Task details – Scan the listing below and copy every line holding "What".

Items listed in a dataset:
******

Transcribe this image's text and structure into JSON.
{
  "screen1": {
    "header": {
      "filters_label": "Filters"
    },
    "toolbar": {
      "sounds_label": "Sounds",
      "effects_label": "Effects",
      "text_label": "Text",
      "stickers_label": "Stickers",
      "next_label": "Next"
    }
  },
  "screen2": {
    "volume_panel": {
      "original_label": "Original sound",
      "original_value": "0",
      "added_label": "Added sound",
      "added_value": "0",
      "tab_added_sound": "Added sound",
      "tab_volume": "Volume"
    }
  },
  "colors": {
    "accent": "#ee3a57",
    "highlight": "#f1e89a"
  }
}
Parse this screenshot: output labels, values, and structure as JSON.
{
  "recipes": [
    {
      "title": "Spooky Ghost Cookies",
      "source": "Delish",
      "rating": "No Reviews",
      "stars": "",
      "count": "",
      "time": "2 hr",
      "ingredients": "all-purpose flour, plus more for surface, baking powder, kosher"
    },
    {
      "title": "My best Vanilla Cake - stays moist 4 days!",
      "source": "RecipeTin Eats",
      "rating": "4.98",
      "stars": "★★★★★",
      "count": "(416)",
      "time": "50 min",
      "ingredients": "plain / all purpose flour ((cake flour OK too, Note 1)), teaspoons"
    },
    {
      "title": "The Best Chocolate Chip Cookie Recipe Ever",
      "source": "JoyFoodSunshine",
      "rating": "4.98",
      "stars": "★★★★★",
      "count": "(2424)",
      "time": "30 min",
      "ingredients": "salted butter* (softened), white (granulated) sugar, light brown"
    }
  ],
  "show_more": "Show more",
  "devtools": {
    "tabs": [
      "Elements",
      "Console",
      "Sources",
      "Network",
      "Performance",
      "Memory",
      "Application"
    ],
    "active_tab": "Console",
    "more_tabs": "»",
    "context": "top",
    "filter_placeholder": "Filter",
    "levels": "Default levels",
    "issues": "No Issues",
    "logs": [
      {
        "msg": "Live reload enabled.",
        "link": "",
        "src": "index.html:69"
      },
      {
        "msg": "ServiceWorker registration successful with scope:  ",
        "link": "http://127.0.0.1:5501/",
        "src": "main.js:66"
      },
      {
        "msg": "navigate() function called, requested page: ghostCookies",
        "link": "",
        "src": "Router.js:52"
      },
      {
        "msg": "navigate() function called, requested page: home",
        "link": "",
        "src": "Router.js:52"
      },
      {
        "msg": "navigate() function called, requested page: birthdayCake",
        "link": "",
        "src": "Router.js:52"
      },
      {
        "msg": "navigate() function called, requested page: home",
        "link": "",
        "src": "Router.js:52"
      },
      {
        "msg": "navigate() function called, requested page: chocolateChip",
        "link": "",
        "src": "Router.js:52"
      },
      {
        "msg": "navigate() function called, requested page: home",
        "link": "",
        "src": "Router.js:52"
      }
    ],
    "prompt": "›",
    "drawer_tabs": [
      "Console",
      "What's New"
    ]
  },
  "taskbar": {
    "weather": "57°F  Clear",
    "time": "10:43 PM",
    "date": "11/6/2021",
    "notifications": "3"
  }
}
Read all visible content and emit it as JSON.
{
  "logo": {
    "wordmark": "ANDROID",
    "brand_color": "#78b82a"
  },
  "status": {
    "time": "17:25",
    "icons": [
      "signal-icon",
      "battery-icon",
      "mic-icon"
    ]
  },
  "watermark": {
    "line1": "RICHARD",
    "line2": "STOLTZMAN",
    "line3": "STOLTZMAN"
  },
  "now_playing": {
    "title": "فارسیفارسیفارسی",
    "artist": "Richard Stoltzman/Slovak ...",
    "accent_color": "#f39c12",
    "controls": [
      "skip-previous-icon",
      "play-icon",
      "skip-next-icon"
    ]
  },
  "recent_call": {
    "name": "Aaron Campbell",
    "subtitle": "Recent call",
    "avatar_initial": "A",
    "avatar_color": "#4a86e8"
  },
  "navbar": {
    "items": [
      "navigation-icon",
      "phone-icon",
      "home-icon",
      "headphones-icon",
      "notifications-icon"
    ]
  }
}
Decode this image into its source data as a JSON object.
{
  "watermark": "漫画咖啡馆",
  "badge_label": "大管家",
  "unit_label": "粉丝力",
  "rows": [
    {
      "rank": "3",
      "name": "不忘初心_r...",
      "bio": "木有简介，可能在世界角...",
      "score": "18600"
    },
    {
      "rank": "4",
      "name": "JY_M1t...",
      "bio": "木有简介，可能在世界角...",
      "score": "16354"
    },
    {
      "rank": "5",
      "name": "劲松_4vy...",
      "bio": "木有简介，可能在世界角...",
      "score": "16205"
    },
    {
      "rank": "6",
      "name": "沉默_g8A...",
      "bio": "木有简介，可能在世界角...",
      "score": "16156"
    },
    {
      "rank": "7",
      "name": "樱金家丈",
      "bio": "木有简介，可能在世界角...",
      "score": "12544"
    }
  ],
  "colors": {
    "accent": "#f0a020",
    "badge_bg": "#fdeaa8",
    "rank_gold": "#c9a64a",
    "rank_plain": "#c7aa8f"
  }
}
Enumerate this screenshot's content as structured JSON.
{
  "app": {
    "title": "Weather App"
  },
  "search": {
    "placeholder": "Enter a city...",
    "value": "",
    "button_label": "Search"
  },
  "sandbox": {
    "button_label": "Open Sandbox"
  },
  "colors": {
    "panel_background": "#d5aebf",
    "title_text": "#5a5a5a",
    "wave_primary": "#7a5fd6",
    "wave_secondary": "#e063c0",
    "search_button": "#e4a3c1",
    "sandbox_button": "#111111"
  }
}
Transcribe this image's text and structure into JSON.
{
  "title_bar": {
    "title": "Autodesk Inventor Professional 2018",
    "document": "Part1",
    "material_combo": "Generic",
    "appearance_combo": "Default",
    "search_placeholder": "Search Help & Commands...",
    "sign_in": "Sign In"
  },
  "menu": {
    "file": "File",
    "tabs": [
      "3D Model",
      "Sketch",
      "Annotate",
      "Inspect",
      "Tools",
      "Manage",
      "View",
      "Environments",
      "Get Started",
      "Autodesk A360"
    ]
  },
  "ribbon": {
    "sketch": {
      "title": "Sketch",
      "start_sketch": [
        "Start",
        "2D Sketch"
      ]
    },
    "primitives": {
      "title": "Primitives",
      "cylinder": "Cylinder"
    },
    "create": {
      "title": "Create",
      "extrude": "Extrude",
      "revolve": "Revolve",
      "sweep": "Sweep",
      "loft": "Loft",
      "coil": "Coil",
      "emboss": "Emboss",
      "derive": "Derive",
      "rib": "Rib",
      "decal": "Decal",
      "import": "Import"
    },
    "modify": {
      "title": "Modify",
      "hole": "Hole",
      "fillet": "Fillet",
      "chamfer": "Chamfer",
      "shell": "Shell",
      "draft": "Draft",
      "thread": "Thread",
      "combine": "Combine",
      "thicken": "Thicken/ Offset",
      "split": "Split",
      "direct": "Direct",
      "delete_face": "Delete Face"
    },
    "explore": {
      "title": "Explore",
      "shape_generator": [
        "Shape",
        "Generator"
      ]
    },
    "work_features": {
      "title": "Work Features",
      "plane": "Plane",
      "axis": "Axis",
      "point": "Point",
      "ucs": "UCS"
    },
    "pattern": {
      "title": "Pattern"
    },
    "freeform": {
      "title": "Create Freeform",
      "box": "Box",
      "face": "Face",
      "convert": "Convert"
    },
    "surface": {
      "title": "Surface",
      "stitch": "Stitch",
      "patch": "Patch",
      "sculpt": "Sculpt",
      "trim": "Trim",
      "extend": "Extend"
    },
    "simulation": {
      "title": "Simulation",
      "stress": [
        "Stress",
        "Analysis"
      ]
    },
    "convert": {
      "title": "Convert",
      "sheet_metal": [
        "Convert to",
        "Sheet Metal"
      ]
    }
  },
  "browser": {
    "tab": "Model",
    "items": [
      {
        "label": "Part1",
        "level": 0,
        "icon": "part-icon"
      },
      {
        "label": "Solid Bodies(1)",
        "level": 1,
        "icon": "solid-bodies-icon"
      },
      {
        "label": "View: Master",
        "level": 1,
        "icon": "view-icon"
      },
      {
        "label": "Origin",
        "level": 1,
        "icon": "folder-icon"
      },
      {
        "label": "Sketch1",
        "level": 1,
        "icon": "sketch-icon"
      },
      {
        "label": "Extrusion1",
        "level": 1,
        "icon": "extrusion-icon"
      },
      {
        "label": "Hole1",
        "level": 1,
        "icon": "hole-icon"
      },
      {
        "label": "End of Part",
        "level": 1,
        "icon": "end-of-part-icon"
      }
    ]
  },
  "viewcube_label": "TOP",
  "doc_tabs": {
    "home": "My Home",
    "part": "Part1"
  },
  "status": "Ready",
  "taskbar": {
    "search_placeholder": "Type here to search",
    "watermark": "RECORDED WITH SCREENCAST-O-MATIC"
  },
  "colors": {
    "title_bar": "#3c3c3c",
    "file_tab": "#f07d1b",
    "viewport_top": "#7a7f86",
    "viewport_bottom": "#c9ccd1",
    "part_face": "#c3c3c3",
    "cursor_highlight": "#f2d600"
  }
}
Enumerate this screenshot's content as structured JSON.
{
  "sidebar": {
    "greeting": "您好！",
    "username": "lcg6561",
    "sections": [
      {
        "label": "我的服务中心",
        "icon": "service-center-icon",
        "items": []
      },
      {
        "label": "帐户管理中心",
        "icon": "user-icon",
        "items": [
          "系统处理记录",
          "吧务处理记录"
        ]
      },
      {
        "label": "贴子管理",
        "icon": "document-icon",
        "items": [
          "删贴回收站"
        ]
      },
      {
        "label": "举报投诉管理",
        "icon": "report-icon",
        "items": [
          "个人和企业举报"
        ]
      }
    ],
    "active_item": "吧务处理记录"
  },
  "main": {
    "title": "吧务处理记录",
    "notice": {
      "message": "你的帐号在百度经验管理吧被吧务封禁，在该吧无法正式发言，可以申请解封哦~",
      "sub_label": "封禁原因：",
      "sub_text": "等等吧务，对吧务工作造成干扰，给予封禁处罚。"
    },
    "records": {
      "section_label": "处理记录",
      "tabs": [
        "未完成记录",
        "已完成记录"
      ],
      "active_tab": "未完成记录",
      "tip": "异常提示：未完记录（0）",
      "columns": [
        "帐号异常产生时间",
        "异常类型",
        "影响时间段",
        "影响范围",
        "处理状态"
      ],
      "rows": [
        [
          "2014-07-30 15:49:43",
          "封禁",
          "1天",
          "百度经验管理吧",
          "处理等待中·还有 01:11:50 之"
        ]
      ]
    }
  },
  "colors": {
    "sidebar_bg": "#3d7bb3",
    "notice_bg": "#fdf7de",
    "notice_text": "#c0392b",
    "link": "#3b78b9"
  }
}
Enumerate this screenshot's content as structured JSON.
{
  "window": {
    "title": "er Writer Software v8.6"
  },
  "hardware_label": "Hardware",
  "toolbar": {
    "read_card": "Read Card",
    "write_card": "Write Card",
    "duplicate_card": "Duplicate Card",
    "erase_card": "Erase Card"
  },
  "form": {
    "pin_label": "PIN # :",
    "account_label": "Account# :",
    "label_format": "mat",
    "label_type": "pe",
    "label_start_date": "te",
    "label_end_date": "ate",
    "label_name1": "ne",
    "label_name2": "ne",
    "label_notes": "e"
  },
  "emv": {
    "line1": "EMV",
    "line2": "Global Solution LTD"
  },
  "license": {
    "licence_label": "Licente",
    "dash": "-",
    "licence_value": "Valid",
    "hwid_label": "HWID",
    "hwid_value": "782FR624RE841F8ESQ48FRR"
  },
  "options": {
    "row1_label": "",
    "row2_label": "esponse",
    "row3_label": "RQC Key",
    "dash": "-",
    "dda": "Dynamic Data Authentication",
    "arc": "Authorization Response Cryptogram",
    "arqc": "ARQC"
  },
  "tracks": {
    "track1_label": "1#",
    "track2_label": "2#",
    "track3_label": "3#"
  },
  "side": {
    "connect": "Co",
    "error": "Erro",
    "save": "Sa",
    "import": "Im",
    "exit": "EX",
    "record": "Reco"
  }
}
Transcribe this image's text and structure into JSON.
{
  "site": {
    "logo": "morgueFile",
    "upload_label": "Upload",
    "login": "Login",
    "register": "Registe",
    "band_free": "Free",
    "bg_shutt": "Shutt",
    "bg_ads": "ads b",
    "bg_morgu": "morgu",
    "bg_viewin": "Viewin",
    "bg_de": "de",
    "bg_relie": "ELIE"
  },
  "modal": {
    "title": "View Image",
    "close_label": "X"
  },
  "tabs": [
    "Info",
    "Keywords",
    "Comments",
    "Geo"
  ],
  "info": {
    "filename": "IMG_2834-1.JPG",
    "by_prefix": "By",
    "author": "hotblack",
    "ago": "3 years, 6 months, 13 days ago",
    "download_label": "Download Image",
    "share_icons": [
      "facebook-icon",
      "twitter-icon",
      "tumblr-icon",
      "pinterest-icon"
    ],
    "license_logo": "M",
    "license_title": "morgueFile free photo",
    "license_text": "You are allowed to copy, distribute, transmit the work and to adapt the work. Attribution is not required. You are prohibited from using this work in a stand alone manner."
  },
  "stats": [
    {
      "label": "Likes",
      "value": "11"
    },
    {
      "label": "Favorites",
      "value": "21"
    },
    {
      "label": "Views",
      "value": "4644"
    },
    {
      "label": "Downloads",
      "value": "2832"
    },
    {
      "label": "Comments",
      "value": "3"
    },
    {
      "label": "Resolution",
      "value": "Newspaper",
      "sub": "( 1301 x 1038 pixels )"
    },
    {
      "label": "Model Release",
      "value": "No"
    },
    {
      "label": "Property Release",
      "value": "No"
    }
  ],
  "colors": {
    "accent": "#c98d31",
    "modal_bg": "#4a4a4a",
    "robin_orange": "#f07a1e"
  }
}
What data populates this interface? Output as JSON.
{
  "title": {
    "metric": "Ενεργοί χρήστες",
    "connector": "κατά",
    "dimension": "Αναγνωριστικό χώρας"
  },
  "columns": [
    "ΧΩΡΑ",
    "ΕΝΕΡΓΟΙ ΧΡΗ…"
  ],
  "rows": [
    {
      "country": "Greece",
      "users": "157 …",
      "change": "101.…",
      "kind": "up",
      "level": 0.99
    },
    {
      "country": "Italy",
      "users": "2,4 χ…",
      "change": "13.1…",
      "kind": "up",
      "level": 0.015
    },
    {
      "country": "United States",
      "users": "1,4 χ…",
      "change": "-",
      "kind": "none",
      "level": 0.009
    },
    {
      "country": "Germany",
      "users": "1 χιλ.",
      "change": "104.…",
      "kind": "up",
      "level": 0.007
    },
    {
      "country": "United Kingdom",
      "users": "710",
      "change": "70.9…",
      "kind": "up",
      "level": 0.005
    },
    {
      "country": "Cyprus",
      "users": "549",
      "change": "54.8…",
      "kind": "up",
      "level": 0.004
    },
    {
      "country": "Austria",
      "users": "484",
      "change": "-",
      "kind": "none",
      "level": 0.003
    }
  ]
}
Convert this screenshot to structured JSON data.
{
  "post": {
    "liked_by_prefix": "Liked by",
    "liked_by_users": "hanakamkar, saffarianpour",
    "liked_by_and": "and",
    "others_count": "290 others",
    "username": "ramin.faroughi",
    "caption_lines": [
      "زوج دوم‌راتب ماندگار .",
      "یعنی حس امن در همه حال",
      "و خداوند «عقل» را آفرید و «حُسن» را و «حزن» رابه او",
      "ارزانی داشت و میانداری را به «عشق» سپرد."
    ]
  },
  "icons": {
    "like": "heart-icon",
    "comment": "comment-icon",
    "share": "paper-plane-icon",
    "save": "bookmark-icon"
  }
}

******

Solved exercise –
      "What's New"
What data populates this interface? Output as JSON.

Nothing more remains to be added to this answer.